*Problem description*. Find the lines containing the word "Housing" and copy every one of them.

--- Begin Supplied entries ---

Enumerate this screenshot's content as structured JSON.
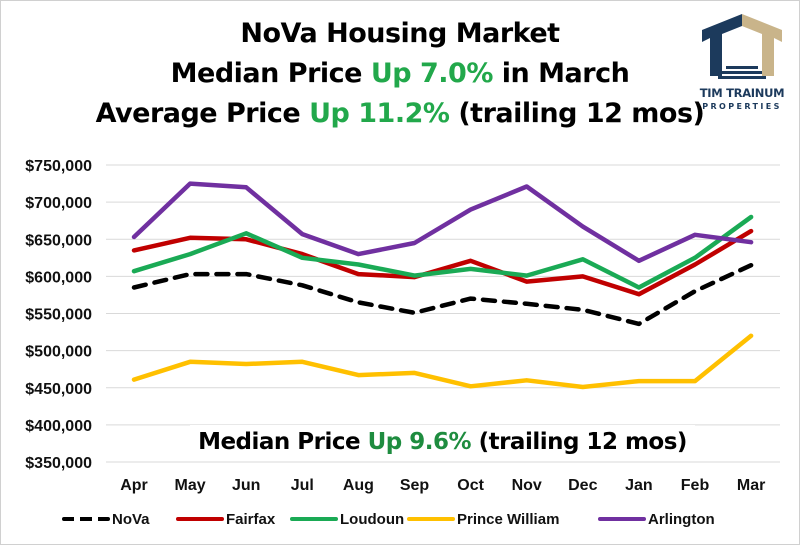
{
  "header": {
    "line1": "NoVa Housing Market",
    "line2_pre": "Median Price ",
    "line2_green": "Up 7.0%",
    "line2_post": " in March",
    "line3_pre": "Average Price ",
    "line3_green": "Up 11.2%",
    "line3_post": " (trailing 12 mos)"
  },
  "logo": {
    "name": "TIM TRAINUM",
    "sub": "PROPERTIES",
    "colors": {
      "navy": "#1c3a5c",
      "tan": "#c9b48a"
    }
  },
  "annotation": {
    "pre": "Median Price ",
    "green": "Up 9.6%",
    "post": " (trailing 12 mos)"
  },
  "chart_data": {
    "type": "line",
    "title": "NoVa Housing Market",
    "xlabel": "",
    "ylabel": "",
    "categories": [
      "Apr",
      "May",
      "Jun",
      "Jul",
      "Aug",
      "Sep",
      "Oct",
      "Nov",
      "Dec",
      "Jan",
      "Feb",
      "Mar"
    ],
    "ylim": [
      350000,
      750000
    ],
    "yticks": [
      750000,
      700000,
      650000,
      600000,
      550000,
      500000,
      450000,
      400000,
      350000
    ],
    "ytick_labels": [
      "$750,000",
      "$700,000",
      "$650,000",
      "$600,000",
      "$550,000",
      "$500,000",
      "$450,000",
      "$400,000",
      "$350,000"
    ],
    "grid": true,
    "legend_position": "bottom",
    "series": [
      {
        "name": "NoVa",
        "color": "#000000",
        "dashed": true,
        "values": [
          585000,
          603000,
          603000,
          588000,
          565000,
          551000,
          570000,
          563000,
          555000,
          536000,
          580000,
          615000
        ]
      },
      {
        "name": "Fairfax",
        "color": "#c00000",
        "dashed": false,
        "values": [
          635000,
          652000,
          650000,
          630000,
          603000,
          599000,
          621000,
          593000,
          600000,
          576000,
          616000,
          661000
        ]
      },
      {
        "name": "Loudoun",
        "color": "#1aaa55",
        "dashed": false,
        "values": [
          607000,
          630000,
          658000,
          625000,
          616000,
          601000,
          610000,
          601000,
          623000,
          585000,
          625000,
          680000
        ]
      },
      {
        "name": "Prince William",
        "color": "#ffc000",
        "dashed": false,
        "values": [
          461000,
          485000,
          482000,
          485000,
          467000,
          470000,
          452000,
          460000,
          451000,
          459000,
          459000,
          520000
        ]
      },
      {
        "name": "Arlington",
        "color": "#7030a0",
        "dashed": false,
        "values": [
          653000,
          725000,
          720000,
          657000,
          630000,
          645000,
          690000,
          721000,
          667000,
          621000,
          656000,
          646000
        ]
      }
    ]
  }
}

--- End Supplied entries ---
--- Begin Supplied entries ---

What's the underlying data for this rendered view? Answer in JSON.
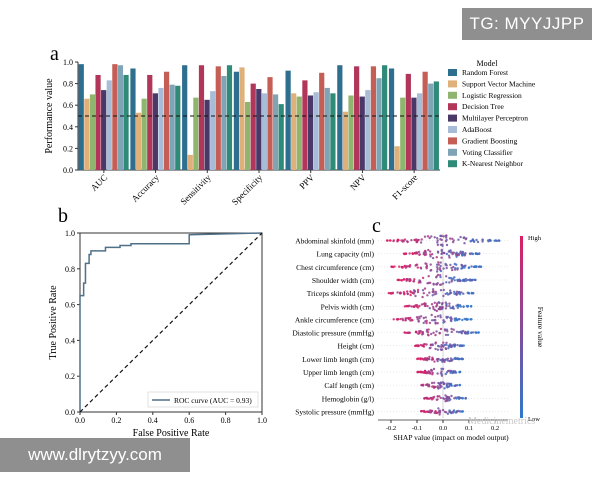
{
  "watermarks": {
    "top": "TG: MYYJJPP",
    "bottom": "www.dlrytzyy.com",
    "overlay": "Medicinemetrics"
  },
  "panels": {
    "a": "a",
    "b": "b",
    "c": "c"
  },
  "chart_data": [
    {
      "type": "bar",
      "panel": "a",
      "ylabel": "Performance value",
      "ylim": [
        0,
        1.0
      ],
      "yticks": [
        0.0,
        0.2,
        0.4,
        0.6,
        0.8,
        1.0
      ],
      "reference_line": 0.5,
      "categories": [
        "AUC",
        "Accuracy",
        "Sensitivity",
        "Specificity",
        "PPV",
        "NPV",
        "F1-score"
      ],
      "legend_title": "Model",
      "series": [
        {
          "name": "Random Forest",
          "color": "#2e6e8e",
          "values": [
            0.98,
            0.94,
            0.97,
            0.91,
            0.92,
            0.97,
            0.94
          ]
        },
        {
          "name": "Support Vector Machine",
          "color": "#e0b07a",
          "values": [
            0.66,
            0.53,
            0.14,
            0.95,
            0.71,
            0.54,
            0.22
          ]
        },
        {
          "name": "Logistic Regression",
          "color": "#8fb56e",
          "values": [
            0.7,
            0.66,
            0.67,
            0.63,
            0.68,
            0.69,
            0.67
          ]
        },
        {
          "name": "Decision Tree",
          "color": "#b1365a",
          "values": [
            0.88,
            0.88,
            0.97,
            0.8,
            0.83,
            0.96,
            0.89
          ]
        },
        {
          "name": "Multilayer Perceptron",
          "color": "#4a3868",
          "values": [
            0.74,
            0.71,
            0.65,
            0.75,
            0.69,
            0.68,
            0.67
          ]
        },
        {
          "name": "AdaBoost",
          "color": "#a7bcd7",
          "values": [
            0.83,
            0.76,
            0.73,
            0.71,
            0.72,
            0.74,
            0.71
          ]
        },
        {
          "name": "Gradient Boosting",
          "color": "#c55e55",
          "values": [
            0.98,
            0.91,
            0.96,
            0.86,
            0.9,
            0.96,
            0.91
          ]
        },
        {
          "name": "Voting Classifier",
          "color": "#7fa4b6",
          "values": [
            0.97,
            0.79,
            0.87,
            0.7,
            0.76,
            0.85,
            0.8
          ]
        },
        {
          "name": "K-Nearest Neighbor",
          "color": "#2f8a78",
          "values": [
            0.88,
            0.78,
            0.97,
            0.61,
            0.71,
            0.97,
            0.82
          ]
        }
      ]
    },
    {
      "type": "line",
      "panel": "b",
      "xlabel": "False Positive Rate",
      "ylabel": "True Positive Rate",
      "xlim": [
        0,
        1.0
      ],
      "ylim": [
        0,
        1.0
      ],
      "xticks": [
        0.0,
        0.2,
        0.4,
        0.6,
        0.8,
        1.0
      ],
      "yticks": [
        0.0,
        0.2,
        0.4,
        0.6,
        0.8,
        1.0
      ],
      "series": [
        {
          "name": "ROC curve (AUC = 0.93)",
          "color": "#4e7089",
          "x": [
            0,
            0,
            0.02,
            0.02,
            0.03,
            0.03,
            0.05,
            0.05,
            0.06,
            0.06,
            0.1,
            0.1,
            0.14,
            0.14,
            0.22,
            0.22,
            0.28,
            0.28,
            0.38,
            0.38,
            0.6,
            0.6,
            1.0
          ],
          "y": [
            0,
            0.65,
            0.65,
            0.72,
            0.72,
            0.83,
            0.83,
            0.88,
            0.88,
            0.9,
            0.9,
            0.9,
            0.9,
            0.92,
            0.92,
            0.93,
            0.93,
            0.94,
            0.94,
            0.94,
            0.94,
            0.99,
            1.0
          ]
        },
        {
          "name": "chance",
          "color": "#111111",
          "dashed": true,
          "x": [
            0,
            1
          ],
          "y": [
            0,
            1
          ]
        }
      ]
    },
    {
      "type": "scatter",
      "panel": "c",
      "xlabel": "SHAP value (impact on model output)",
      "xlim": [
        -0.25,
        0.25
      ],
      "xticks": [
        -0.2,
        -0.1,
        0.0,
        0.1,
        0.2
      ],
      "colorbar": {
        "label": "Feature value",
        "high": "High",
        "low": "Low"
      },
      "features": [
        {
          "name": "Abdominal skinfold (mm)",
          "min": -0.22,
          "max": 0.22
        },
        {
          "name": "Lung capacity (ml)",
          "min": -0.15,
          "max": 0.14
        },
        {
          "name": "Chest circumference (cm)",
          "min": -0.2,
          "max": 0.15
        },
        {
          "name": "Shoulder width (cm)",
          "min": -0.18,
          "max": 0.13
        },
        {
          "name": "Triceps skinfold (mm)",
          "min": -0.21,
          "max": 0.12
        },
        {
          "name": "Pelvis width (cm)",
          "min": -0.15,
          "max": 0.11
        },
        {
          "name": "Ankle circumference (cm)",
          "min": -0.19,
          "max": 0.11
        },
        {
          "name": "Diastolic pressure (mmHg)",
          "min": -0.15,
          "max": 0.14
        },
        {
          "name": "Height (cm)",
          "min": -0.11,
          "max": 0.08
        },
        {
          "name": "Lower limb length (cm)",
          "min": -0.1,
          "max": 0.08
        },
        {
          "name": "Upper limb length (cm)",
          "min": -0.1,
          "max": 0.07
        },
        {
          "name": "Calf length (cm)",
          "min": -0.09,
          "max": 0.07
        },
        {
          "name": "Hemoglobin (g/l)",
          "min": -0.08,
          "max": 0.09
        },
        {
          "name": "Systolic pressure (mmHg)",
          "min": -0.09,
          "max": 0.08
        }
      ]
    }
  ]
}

--- End Supplied entries ---
--- Begin Supplied entries ---

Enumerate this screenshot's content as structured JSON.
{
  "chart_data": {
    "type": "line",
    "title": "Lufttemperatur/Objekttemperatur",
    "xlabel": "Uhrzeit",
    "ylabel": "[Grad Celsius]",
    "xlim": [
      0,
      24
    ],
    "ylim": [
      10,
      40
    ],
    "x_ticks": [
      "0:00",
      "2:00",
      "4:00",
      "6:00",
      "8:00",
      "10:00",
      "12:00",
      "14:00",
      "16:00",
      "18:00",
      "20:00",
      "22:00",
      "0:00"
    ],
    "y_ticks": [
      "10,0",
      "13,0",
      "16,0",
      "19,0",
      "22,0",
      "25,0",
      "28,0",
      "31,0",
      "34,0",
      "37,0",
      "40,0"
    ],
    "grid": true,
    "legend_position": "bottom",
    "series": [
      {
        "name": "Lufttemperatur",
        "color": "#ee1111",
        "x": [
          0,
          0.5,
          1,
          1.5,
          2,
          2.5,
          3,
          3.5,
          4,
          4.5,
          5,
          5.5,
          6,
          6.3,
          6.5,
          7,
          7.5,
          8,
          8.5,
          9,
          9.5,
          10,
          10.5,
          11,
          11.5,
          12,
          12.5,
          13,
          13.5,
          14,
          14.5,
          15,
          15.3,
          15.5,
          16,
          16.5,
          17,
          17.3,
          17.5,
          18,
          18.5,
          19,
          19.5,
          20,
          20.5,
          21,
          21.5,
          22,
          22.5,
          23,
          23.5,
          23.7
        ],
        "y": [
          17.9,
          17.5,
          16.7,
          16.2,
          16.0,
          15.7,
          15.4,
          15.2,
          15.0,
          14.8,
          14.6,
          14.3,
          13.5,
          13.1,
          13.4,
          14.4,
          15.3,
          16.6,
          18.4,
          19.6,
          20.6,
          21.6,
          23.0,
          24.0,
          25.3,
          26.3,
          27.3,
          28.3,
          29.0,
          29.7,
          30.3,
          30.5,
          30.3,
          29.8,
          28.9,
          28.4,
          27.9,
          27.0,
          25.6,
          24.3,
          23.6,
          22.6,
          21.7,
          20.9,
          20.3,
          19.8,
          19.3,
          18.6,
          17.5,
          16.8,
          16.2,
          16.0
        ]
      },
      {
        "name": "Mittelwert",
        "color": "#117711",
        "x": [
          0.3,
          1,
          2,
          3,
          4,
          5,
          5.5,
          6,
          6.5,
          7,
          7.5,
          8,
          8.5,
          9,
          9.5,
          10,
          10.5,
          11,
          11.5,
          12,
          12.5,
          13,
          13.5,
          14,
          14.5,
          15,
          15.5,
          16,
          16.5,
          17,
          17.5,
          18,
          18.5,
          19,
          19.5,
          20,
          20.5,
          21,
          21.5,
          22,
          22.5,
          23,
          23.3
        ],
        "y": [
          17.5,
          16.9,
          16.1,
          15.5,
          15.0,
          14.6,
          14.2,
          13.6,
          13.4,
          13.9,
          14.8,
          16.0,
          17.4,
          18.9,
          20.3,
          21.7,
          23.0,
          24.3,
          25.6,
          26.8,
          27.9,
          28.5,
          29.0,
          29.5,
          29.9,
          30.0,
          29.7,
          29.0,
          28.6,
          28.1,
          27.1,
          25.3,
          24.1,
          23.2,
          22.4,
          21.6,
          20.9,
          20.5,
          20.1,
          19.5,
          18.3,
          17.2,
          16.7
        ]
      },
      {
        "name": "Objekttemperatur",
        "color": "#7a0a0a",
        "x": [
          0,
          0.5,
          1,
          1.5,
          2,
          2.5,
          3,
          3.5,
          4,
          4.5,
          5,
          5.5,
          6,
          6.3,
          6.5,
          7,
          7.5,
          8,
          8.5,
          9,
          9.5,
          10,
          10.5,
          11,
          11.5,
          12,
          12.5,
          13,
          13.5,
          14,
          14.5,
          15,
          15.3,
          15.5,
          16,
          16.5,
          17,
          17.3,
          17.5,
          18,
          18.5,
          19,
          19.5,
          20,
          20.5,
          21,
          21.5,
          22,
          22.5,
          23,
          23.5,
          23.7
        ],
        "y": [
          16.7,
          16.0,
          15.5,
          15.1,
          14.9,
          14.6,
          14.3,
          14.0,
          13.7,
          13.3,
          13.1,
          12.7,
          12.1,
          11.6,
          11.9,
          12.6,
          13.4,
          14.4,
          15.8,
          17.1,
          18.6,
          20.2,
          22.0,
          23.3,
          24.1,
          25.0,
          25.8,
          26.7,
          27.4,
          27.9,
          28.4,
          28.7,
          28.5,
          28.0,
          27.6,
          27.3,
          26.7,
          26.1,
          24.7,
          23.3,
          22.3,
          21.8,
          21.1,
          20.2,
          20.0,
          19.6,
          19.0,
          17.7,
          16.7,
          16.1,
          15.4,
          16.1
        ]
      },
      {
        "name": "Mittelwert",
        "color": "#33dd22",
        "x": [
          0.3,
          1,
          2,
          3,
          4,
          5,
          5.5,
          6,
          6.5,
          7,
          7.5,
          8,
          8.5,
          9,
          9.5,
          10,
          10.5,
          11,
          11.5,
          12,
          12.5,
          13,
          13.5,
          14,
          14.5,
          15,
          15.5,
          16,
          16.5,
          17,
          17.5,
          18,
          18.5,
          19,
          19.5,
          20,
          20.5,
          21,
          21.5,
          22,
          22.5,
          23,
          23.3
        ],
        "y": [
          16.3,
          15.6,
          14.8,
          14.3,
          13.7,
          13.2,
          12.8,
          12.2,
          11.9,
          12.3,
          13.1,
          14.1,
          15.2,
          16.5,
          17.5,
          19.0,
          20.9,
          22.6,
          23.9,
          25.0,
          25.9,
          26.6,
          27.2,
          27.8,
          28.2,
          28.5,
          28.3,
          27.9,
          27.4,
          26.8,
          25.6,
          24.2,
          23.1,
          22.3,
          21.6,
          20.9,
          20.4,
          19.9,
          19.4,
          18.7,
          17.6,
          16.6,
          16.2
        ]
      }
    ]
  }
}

--- End Supplied entries ---

*Exercise result*.
    "line1": "NoVa Housing Market",
    "title": "NoVa Housing Market",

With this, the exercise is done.